### GOAL
Provide the number of lines where the word "พยายามด" occurs, and no other text.

### TASK MATERIAL
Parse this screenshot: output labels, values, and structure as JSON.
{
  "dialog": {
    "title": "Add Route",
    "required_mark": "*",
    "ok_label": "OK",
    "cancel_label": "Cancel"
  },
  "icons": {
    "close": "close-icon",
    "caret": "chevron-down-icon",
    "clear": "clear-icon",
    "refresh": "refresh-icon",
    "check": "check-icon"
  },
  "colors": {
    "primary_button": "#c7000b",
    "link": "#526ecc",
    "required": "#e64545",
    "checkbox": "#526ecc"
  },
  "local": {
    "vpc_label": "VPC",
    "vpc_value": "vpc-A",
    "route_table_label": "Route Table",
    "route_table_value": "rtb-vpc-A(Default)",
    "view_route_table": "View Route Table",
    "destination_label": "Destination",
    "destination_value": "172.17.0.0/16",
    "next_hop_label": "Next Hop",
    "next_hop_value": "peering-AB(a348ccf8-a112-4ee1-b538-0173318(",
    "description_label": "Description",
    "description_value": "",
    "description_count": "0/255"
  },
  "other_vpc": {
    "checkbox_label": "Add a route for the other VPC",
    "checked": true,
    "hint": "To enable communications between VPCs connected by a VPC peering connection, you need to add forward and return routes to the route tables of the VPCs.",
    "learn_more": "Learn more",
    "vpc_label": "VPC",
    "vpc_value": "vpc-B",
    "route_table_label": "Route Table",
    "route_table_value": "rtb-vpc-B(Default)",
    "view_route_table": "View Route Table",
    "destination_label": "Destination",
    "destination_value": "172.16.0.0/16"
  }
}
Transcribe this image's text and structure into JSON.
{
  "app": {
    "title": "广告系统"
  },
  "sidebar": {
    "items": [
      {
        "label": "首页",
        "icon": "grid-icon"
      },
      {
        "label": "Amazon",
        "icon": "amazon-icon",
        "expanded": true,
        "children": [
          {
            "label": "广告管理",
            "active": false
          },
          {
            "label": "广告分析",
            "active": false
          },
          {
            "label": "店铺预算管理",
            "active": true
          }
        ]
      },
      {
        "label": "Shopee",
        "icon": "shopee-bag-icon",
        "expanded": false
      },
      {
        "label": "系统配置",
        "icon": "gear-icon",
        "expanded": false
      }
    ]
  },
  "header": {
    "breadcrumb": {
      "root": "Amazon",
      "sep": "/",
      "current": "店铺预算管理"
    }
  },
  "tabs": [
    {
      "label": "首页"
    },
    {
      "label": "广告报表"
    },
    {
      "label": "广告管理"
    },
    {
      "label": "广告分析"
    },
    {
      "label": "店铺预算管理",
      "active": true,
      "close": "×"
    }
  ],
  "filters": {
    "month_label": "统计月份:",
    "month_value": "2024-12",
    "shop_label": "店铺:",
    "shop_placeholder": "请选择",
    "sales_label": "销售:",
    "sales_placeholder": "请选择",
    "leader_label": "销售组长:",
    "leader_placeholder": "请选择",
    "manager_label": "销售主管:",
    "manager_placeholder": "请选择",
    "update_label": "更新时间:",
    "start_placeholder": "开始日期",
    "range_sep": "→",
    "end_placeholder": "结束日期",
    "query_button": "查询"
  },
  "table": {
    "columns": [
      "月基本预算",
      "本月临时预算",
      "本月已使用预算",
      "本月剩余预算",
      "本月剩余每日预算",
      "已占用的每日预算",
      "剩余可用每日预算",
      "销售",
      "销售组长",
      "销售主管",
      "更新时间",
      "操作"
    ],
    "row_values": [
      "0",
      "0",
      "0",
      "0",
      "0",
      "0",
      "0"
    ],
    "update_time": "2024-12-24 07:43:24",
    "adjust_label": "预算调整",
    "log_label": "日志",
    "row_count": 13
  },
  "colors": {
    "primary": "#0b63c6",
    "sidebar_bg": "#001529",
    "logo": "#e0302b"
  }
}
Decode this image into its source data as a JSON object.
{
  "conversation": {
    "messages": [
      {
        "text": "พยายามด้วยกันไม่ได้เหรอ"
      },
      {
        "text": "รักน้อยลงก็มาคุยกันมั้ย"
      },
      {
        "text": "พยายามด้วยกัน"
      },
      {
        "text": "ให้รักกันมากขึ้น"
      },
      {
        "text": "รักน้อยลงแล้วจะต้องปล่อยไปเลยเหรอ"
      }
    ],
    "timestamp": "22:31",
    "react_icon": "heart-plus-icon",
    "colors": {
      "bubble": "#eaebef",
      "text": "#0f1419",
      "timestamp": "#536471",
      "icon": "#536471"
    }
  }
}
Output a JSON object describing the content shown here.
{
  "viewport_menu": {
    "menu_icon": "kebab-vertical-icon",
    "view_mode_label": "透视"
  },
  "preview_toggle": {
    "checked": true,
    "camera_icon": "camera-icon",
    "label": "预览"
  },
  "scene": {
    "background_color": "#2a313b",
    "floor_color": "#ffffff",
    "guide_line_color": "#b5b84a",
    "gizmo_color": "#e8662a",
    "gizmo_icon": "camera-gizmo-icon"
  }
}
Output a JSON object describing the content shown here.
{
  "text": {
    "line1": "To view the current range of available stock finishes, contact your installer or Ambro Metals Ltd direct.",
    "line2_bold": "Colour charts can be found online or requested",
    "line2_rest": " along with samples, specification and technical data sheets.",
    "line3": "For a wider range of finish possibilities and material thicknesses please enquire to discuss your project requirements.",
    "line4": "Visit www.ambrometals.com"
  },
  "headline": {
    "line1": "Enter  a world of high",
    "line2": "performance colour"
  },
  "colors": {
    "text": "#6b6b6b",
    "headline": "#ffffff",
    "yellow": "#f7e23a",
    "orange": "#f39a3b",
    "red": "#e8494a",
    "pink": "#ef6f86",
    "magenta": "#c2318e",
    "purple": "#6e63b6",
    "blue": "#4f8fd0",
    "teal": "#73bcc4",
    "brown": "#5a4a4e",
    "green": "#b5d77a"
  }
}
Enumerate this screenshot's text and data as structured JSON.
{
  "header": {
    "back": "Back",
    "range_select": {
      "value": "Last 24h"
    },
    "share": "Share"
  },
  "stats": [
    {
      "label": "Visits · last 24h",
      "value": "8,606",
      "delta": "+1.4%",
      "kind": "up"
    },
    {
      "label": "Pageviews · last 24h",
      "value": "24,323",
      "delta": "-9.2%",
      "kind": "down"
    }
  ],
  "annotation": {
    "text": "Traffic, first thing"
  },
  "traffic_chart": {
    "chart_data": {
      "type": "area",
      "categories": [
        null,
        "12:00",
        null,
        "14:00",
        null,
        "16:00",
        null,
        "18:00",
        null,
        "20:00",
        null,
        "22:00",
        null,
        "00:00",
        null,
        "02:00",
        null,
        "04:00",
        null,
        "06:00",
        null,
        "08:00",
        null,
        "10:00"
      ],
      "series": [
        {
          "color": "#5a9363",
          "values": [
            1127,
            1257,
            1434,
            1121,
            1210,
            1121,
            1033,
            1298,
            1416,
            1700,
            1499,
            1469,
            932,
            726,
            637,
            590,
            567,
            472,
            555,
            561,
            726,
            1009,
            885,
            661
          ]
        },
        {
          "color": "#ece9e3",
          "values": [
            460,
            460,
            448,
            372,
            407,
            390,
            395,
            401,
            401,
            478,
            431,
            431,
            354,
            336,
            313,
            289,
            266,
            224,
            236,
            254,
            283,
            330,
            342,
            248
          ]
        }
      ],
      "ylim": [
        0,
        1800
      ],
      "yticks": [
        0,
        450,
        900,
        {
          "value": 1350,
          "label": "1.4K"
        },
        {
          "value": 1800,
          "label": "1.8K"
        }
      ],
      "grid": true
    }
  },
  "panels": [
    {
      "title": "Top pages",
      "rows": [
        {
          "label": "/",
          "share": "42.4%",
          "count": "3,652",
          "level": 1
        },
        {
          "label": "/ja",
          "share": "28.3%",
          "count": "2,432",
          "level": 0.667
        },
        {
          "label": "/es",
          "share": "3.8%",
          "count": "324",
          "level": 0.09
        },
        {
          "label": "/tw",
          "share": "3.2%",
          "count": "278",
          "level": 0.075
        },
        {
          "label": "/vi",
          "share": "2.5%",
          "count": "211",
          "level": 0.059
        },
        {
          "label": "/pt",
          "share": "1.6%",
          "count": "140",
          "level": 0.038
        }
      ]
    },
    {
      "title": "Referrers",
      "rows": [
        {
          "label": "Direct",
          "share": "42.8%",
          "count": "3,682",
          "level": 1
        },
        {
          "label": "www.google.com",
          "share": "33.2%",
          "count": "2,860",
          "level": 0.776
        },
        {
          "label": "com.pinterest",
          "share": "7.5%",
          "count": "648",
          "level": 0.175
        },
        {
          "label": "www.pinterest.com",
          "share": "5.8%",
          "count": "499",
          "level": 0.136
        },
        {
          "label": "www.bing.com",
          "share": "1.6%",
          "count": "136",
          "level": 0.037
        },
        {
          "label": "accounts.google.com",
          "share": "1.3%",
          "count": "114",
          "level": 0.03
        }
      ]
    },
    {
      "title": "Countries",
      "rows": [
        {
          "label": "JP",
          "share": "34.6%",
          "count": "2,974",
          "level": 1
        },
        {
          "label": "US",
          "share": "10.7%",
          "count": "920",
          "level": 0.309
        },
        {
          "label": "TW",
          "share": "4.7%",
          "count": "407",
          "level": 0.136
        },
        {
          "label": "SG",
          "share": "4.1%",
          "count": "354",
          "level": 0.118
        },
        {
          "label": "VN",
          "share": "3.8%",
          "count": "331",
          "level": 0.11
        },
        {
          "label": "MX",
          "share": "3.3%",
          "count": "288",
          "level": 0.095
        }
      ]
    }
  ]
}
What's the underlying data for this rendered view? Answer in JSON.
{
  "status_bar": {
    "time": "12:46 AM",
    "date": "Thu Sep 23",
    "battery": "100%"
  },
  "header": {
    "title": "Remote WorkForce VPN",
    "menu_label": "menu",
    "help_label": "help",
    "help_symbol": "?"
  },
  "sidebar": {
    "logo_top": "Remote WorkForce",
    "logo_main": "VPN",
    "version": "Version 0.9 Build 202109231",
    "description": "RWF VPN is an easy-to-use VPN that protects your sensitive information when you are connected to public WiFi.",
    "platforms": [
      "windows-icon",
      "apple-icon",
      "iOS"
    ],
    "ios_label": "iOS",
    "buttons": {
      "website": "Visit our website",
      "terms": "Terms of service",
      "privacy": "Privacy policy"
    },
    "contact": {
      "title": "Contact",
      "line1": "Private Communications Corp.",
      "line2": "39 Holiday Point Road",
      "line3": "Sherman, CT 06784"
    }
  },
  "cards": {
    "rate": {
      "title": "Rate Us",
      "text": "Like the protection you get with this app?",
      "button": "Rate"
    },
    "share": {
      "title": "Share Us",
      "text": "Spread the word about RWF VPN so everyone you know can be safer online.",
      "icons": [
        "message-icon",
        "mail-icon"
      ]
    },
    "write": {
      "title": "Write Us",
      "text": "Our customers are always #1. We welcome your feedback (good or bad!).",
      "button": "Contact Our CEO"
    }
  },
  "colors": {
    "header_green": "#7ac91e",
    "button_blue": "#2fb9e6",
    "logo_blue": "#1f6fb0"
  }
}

### RESULT OF THE EXERCISE
2